EXERCISE:
Output every entry exactly, from the first line to the last.

PROVIDED RECORDS:
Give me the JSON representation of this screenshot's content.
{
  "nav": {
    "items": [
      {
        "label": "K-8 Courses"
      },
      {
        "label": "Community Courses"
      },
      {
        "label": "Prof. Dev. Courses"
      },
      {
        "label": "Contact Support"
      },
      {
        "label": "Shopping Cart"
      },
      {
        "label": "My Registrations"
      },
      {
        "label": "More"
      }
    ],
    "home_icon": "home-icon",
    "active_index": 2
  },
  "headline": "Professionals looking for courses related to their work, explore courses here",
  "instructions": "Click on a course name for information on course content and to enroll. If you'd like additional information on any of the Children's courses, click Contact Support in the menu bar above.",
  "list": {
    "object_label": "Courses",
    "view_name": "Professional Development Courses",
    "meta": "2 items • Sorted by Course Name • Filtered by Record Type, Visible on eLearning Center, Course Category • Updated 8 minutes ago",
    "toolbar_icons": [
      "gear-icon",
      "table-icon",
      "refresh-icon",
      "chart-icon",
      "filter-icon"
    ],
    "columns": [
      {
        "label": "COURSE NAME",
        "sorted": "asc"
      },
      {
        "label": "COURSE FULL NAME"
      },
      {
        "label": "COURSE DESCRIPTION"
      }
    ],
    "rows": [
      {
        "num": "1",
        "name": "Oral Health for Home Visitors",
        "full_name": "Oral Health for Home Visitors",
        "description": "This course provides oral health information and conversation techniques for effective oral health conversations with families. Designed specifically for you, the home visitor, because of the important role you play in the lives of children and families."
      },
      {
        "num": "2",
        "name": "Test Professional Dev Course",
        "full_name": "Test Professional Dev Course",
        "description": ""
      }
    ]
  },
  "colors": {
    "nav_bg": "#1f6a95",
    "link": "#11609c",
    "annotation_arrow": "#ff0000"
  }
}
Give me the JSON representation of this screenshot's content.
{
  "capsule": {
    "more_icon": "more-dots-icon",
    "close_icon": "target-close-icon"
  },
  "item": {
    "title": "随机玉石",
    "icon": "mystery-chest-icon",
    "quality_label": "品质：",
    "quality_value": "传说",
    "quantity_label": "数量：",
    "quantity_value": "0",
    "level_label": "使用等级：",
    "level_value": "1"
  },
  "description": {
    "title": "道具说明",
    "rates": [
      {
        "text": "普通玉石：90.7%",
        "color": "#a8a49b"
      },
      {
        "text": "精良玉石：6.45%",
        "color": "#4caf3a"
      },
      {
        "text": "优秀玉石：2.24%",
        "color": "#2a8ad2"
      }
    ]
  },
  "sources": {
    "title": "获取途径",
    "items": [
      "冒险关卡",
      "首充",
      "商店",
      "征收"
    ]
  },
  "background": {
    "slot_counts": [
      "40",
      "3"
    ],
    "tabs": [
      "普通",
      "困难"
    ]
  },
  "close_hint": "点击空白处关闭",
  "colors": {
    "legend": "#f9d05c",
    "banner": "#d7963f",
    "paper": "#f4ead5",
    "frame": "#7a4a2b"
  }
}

CORRECT RESULT:
Give me the JSON representation of this screenshot's content.
{
  "nav": {
    "items": [
      {
        "label": "K-8 Courses"
      },
      {
        "label": "Community Courses"
      },
      {
        "label": "Prof. Dev. Courses"
      },
      {
        "label": "Contact Support"
      },
      {
        "label": "Shopping Cart"
      },
      {
        "label": "My Registrations"
      },
      {
        "label": "More"
      }
    ],
    "home_icon": "home-icon",
    "active_index": 2
  },
  "headline": "Professionals looking for courses related to their work, explore courses here",
  "instructions": "Click on a course name for information on course content and to enroll. If you'd like additional information on any of the Children's courses, click Contact Support in the menu bar above.",
  "list": {
    "object_label": "Courses",
    "view_name": "Professional Development Courses",
    "meta": "2 items • Sorted by Course Name • Filtered by Record Type, Visible on eLearning Center, Course Category • Updated 8 minutes ago",
    "toolbar_icons": [
      "gear-icon",
      "table-icon",
      "refresh-icon",
      "chart-icon",
      "filter-icon"
    ],
    "columns": [
      {
        "label": "COURSE NAME",
        "sorted": "asc"
      },
      {
        "label": "COURSE FULL NAME"
      },
      {
        "label": "COURSE DESCRIPTION"
      }
    ],
    "rows": [
      {
        "num": "1",
        "name": "Oral Health for Home Visitors",
        "full_name": "Oral Health for Home Visitors",
        "description": "This course provides oral health information and conversation techniques for effective oral health conversations with families. Designed specifically for you, the home visitor, because of the important role you play in the lives of children and families."
      },
      {
        "num": "2",
        "name": "Test Professional Dev Course",
        "full_name": "Test Professional Dev Course",
        "description": ""
      }
    ]
  },
  "colors": {
    "nav_bg": "#1f6a95",
    "link": "#11609c",
    "annotation_arrow": "#ff0000"
  }
}
Give me the JSON representation of this screenshot's content.
{
  "capsule": {
    "more_icon": "more-dots-icon",
    "close_icon": "target-close-icon"
  },
  "item": {
    "title": "随机玉石",
    "icon": "mystery-chest-icon",
    "quality_label": "品质：",
    "quality_value": "传说",
    "quantity_label": "数量：",
    "quantity_value": "0",
    "level_label": "使用等级：",
    "level_value": "1"
  },
  "description": {
    "title": "道具说明",
    "rates": [
      {
        "text": "普通玉石：90.7%",
        "color": "#a8a49b"
      },
      {
        "text": "精良玉石：6.45%",
        "color": "#4caf3a"
      },
      {
        "text": "优秀玉石：2.24%",
        "color": "#2a8ad2"
      }
    ]
  },
  "sources": {
    "title": "获取途径",
    "items": [
      "冒险关卡",
      "首充",
      "商店",
      "征收"
    ]
  },
  "background": {
    "slot_counts": [
      "40",
      "3"
    ],
    "tabs": [
      "普通",
      "困难"
    ]
  },
  "close_hint": "点击空白处关闭",
  "colors": {
    "legend": "#f9d05c",
    "banner": "#d7963f",
    "paper": "#f4ead5",
    "frame": "#7a4a2b"
  }
}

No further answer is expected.